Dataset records
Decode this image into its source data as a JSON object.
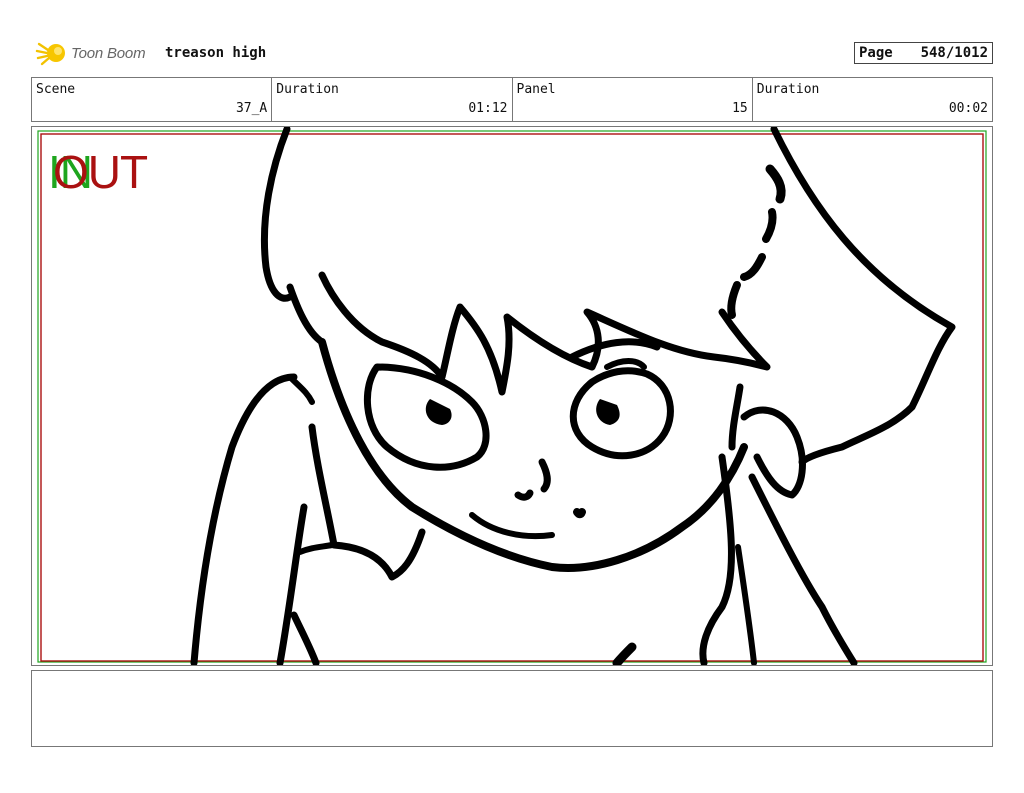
{
  "header": {
    "logo_text": "Toon Boom",
    "project_title": "treason high",
    "page_label": "Page",
    "page_value": "548/1012"
  },
  "info": [
    {
      "label": "Scene",
      "value": "37_A"
    },
    {
      "label": "Duration",
      "value": "01:12"
    },
    {
      "label": "Panel",
      "value": "15"
    },
    {
      "label": "Duration",
      "value": "00:02"
    }
  ],
  "panel": {
    "in_marker": "IN",
    "out_marker": "OUT",
    "colors": {
      "in": "#1ea51e",
      "out": "#aa1111",
      "frame_outer": "#1ea51e",
      "frame_inner": "#aa1111"
    }
  },
  "notes": ""
}
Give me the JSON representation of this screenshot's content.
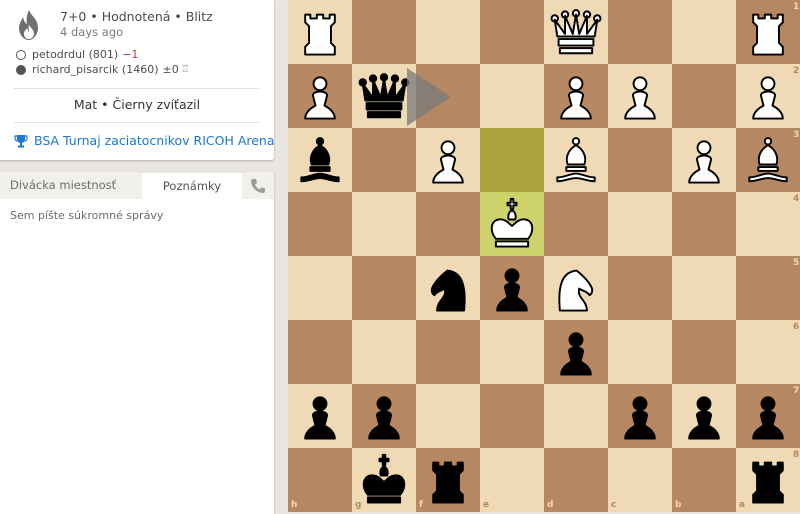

_WHAT YOU HAVE TO DO_
Every line of the material is to be quoted exactly, with no pictures carried over.

_CORRECT RESULT_
Decode this image into its source data as a JSON object.
{
  "header": {
    "logo_text": "Toon Boom",
    "project_title": "treason high",
    "page_label": "Page",
    "page_value": "548/1012"
  },
  "info": [
    {
      "label": "Scene",
      "value": "37_A"
    },
    {
      "label": "Duration",
      "value": "01:12"
    },
    {
      "label": "Panel",
      "value": "15"
    },
    {
      "label": "Duration",
      "value": "00:02"
    }
  ],
  "panel": {
    "in_marker": "IN",
    "out_marker": "OUT",
    "colors": {
      "in": "#1ea51e",
      "out": "#aa1111",
      "frame_outer": "#1ea51e",
      "frame_inner": "#aa1111"
    }
  },
  "notes": ""
}
Give me the JSON representation of this screenshot's content.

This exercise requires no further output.